====== DATA FOR THIS EXERCISE ======

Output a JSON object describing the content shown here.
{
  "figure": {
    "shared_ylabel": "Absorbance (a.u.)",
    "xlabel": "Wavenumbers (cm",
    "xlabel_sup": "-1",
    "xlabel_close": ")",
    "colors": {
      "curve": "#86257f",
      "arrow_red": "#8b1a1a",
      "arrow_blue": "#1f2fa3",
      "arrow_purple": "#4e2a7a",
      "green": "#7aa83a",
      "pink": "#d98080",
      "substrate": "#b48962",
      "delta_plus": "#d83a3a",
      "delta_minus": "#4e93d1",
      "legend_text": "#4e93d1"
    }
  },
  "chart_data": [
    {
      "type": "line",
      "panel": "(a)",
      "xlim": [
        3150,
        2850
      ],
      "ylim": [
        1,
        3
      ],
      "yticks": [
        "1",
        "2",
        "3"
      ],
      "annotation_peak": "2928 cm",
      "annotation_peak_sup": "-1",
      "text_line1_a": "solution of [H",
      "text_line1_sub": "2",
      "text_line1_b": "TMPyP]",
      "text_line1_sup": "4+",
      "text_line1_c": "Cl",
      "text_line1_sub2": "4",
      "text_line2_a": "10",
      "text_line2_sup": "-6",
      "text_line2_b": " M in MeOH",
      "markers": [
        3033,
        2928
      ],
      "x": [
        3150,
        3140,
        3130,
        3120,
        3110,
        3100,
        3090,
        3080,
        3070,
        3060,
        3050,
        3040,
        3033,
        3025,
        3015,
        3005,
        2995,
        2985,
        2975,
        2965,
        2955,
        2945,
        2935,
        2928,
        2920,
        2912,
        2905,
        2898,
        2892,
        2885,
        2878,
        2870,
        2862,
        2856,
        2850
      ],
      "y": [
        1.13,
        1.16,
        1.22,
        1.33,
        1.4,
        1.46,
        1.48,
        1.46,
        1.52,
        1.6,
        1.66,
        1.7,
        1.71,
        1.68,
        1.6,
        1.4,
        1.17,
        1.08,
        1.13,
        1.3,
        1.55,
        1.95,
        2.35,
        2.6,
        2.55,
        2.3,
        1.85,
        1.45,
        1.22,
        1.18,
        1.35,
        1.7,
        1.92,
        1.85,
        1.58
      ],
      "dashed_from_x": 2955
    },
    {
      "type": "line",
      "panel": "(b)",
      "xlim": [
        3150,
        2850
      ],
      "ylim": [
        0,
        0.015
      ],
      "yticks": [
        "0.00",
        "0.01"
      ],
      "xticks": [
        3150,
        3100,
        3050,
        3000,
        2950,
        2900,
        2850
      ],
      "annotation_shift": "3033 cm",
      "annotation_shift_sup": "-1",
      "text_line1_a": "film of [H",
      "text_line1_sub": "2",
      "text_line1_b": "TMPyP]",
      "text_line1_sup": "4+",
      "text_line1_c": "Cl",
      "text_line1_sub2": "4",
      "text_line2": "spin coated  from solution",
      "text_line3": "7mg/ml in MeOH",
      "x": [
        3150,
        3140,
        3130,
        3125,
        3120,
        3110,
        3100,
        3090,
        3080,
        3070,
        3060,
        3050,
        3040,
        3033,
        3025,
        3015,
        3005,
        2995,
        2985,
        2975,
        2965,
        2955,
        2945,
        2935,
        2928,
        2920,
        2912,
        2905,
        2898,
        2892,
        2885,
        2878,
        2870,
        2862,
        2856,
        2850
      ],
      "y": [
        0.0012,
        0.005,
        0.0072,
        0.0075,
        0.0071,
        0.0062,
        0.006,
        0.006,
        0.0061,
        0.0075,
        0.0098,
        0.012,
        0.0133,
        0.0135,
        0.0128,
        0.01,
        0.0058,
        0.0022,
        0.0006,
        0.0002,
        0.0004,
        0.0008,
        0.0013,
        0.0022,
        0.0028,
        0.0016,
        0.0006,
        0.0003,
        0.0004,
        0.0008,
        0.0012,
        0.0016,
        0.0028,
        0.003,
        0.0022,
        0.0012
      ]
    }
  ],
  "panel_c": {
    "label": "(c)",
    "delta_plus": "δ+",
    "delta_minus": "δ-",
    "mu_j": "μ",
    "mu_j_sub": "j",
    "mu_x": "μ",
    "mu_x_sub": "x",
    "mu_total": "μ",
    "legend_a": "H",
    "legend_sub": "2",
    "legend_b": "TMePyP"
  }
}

======

* WORK TO COMPLETE *
Write out the entries above word for word.

* WRITTEN RESPONSE *
Output a JSON object describing the content shown here.
{
  "figure": {
    "shared_ylabel": "Absorbance (a.u.)",
    "xlabel": "Wavenumbers (cm",
    "xlabel_sup": "-1",
    "xlabel_close": ")",
    "colors": {
      "curve": "#86257f",
      "arrow_red": "#8b1a1a",
      "arrow_blue": "#1f2fa3",
      "arrow_purple": "#4e2a7a",
      "green": "#7aa83a",
      "pink": "#d98080",
      "substrate": "#b48962",
      "delta_plus": "#d83a3a",
      "delta_minus": "#4e93d1",
      "legend_text": "#4e93d1"
    }
  },
  "chart_data": [
    {
      "type": "line",
      "panel": "(a)",
      "xlim": [
        3150,
        2850
      ],
      "ylim": [
        1,
        3
      ],
      "yticks": [
        "1",
        "2",
        "3"
      ],
      "annotation_peak": "2928 cm",
      "annotation_peak_sup": "-1",
      "text_line1_a": "solution of [H",
      "text_line1_sub": "2",
      "text_line1_b": "TMPyP]",
      "text_line1_sup": "4+",
      "text_line1_c": "Cl",
      "text_line1_sub2": "4",
      "text_line2_a": "10",
      "text_line2_sup": "-6",
      "text_line2_b": " M in MeOH",
      "markers": [
        3033,
        2928
      ],
      "x": [
        3150,
        3140,
        3130,
        3120,
        3110,
        3100,
        3090,
        3080,
        3070,
        3060,
        3050,
        3040,
        3033,
        3025,
        3015,
        3005,
        2995,
        2985,
        2975,
        2965,
        2955,
        2945,
        2935,
        2928,
        2920,
        2912,
        2905,
        2898,
        2892,
        2885,
        2878,
        2870,
        2862,
        2856,
        2850
      ],
      "y": [
        1.13,
        1.16,
        1.22,
        1.33,
        1.4,
        1.46,
        1.48,
        1.46,
        1.52,
        1.6,
        1.66,
        1.7,
        1.71,
        1.68,
        1.6,
        1.4,
        1.17,
        1.08,
        1.13,
        1.3,
        1.55,
        1.95,
        2.35,
        2.6,
        2.55,
        2.3,
        1.85,
        1.45,
        1.22,
        1.18,
        1.35,
        1.7,
        1.92,
        1.85,
        1.58
      ],
      "dashed_from_x": 2955
    },
    {
      "type": "line",
      "panel": "(b)",
      "xlim": [
        3150,
        2850
      ],
      "ylim": [
        0,
        0.015
      ],
      "yticks": [
        "0.00",
        "0.01"
      ],
      "xticks": [
        3150,
        3100,
        3050,
        3000,
        2950,
        2900,
        2850
      ],
      "annotation_shift": "3033 cm",
      "annotation_shift_sup": "-1",
      "text_line1_a": "film of [H",
      "text_line1_sub": "2",
      "text_line1_b": "TMPyP]",
      "text_line1_sup": "4+",
      "text_line1_c": "Cl",
      "text_line1_sub2": "4",
      "text_line2": "spin coated  from solution",
      "text_line3": "7mg/ml in MeOH",
      "x": [
        3150,
        3140,
        3130,
        3125,
        3120,
        3110,
        3100,
        3090,
        3080,
        3070,
        3060,
        3050,
        3040,
        3033,
        3025,
        3015,
        3005,
        2995,
        2985,
        2975,
        2965,
        2955,
        2945,
        2935,
        2928,
        2920,
        2912,
        2905,
        2898,
        2892,
        2885,
        2878,
        2870,
        2862,
        2856,
        2850
      ],
      "y": [
        0.0012,
        0.005,
        0.0072,
        0.0075,
        0.0071,
        0.0062,
        0.006,
        0.006,
        0.0061,
        0.0075,
        0.0098,
        0.012,
        0.0133,
        0.0135,
        0.0128,
        0.01,
        0.0058,
        0.0022,
        0.0006,
        0.0002,
        0.0004,
        0.0008,
        0.0013,
        0.0022,
        0.0028,
        0.0016,
        0.0006,
        0.0003,
        0.0004,
        0.0008,
        0.0012,
        0.0016,
        0.0028,
        0.003,
        0.0022,
        0.0012
      ]
    }
  ],
  "panel_c": {
    "label": "(c)",
    "delta_plus": "δ+",
    "delta_minus": "δ-",
    "mu_j": "μ",
    "mu_j_sub": "j",
    "mu_x": "μ",
    "mu_x_sub": "x",
    "mu_total": "μ",
    "legend_a": "H",
    "legend_sub": "2",
    "legend_b": "TMePyP"
  }
}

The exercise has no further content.